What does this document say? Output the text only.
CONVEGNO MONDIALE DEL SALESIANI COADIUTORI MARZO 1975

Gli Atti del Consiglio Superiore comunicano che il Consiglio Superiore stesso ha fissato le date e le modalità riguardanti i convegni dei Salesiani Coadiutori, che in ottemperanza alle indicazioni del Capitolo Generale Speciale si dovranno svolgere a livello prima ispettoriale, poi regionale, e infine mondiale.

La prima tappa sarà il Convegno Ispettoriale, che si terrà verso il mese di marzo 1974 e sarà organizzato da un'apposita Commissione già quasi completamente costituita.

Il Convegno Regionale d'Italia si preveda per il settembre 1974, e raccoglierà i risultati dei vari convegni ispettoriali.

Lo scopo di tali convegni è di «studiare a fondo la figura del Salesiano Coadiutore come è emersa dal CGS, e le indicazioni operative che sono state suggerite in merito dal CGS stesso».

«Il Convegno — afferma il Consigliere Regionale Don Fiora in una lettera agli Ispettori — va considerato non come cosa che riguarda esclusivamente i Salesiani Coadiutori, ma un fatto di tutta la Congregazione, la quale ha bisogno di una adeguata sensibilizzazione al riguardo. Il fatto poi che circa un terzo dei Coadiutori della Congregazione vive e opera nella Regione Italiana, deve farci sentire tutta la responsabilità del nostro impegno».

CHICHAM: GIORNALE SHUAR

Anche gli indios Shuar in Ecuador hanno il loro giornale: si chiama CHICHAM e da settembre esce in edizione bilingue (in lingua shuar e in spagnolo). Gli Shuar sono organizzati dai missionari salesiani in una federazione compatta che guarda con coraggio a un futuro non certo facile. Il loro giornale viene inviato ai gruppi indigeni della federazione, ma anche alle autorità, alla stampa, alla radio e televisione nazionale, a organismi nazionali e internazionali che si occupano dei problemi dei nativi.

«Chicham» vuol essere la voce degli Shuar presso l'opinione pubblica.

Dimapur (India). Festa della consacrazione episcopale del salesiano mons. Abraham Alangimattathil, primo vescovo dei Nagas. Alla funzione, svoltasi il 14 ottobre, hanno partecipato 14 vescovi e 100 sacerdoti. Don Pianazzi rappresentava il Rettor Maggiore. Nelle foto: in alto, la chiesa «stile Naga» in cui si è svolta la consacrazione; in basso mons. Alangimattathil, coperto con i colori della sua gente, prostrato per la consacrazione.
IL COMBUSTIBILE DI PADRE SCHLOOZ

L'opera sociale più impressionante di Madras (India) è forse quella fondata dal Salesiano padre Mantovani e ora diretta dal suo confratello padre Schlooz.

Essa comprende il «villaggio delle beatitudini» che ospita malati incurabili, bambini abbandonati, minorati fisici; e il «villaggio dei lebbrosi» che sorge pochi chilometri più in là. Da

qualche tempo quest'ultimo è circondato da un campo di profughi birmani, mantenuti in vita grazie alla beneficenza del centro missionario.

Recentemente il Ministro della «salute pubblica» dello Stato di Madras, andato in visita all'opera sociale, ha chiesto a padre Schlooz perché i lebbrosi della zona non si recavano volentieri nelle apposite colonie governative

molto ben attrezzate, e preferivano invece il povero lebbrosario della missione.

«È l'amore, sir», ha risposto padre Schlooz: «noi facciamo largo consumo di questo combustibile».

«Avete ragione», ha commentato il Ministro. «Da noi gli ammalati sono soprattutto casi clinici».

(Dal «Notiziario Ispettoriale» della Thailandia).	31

» **Directions for this task**
Print the listing above in its entirety, with every line exact.

» **The completed task**
What does this document say? Output the text only.
CONVEGNO MONDIALE DEL SALESIANI COADIUTORI MARZO 1975

Gli Atti del Consiglio Superiore comunicano che il Consiglio Superiore stesso ha fissato le date e le modalità riguardanti i convegni dei Salesiani Coadiutori, che in ottemperanza alle indicazioni del Capitolo Generale Speciale si dovranno svolgere a livello prima ispettoriale, poi regionale, e infine mondiale.

La prima tappa sarà il Convegno Ispettoriale, che si terrà verso il mese di marzo 1974 e sarà organizzato da un'apposita Commissione già quasi completamente costituita.

Il Convegno Regionale d'Italia si preveda per il settembre 1974, e raccoglierà i risultati dei vari convegni ispettoriali.

Lo scopo di tali convegni è di «studiare a fondo la figura del Salesiano Coadiutore come è emersa dal CGS, e le indicazioni operative che sono state suggerite in merito dal CGS stesso».

«Il Convegno — afferma il Consigliere Regionale Don Fiora in una lettera agli Ispettori — va considerato non come cosa che riguarda esclusivamente i Salesiani Coadiutori, ma un fatto di tutta la Congregazione, la quale ha bisogno di una adeguata sensibilizzazione al riguardo. Il fatto poi che circa un terzo dei Coadiutori della Congregazione vive e opera nella Regione Italiana, deve farci sentire tutta la responsabilità del nostro impegno».

CHICHAM: GIORNALE SHUAR

Anche gli indios Shuar in Ecuador hanno il loro giornale: si chiama CHICHAM e da settembre esce in edizione bilingue (in lingua shuar e in spagnolo). Gli Shuar sono organizzati dai missionari salesiani in una federazione compatta che guarda con coraggio a un futuro non certo facile. Il loro giornale viene inviato ai gruppi indigeni della federazione, ma anche alle autorità, alla stampa, alla radio e televisione nazionale, a organismi nazionali e internazionali che si occupano dei problemi dei nativi.

«Chicham» vuol essere la voce degli Shuar presso l'opinione pubblica.

Dimapur (India). Festa della consacrazione episcopale del salesiano mons. Abraham Alangimattathil, primo vescovo dei Nagas. Alla funzione, svoltasi il 14 ottobre, hanno partecipato 14 vescovi e 100 sacerdoti. Don Pianazzi rappresentava il Rettor Maggiore. Nelle foto: in alto, la chiesa «stile Naga» in cui si è svolta la consacrazione; in basso mons. Alangimattathil, coperto con i colori della sua gente, prostrato per la consacrazione.
IL COMBUSTIBILE DI PADRE SCHLOOZ

L'opera sociale più impressionante di Madras (India) è forse quella fondata dal Salesiano padre Mantovani e ora diretta dal suo confratello padre Schlooz.

Essa comprende il «villaggio delle beatitudini» che ospita malati incurabili, bambini abbandonati, minorati fisici; e il «villaggio dei lebbrosi» che sorge pochi chilometri più in là. Da

qualche tempo quest'ultimo è circondato da un campo di profughi birmani, mantenuti in vita grazie alla beneficenza del centro missionario.

Recentemente il Ministro della «salute pubblica» dello Stato di Madras, andato in visita all'opera sociale, ha chiesto a padre Schlooz perché i lebbrosi della zona non si recavano volentieri nelle apposite colonie governative

molto ben attrezzate, e preferivano invece il povero lebbrosario della missione.

«È l'amore, sir», ha risposto padre Schlooz: «noi facciamo largo consumo di questo combustibile».

«Avete ragione», ha commentato il Ministro. «Da noi gli ammalati sono soprattutto casi clinici».

(Dal «Notiziario Ispettoriale» della Thailandia).	31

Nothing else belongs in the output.